## Dataset entries

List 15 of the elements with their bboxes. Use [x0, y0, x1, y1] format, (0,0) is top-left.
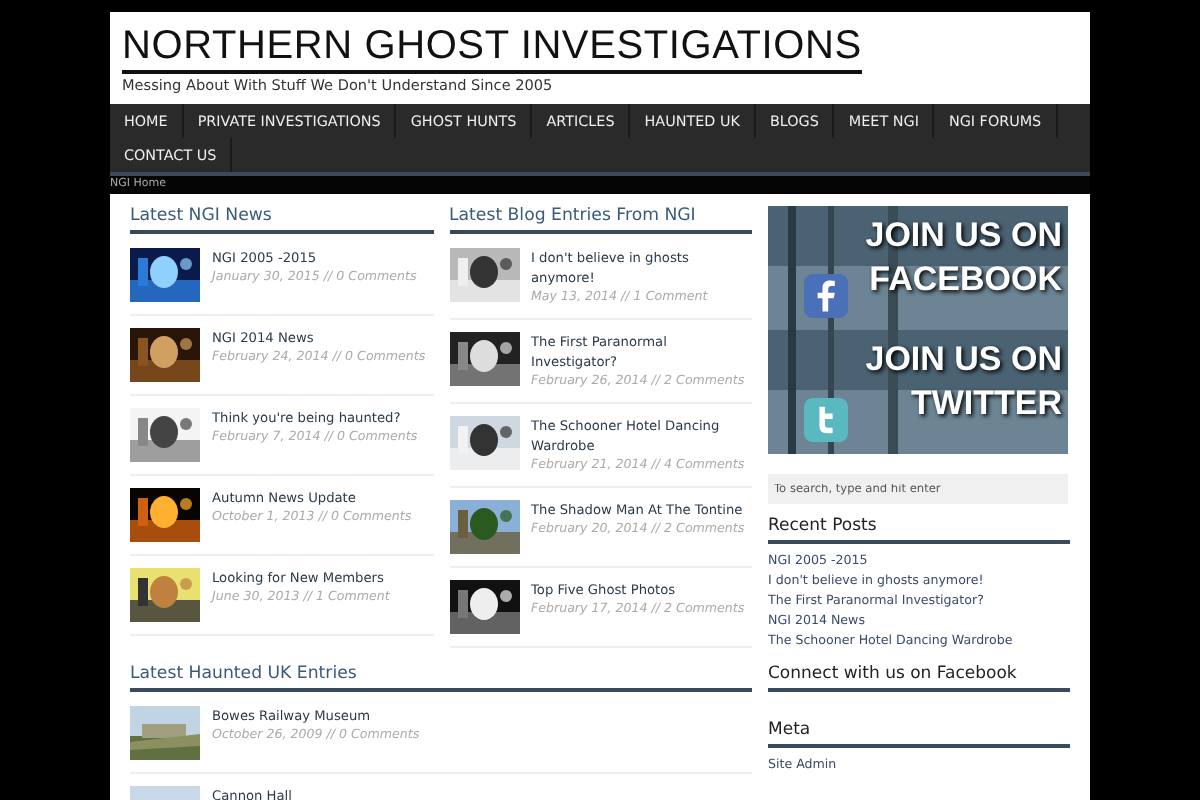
site-title[interactable]: NORTHERN GHOST INVESTIGATIONS: [122, 24, 862, 74]
social-banner[interactable]: JOIN US ON TWITTER: [768, 330, 1070, 454]
section-heading: Latest Haunted UK Entries: [130, 664, 752, 692]
banner-text: JOIN US ON: [865, 338, 1062, 382]
banner-text: FACEBOOK: [869, 258, 1062, 302]
section-heading: Latest NGI News: [130, 206, 433, 234]
banner-text: TWITTER: [910, 382, 1062, 426]
section-heading: Connect with us on Facebook: [768, 664, 1070, 692]
twitter-icon: [804, 398, 848, 442]
section-heading: Recent Posts: [768, 516, 1070, 544]
facebook-icon: [804, 274, 848, 318]
social-banner[interactable]: JOIN US ON FACEBOOK: [768, 206, 1070, 330]
section-heading: Latest Blog Entries From NGI: [449, 206, 752, 234]
section-heading: Meta: [768, 720, 1070, 748]
banner-text: JOIN US ON: [865, 214, 1062, 258]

## Written problem
Switch every "section-heading" in the lines above to "section-title", keeping everything else unchanged. Leave the pictures out of your answer.

## Finished task
List 15 of the elements with their bboxes. Use [x0, y0, x1, y1] format, (0,0) is top-left.
site-title[interactable]: NORTHERN GHOST INVESTIGATIONS: [122, 24, 862, 74]
social-banner[interactable]: JOIN US ON TWITTER: [768, 330, 1070, 454]
section-title: Latest Haunted UK Entries: [130, 664, 752, 692]
banner-text: JOIN US ON: [865, 338, 1062, 382]
banner-text: FACEBOOK: [869, 258, 1062, 302]
section-title: Latest NGI News: [130, 206, 433, 234]
banner-text: TWITTER: [910, 382, 1062, 426]
section-title: Connect with us on Facebook: [768, 664, 1070, 692]
twitter-icon: [804, 398, 848, 442]
section-title: Recent Posts: [768, 516, 1070, 544]
facebook-icon: [804, 274, 848, 318]
social-banner[interactable]: JOIN US ON FACEBOOK: [768, 206, 1070, 330]
section-title: Latest Blog Entries From NGI: [449, 206, 752, 234]
section-title: Meta: [768, 720, 1070, 748]
banner-text: JOIN US ON: [865, 214, 1062, 258]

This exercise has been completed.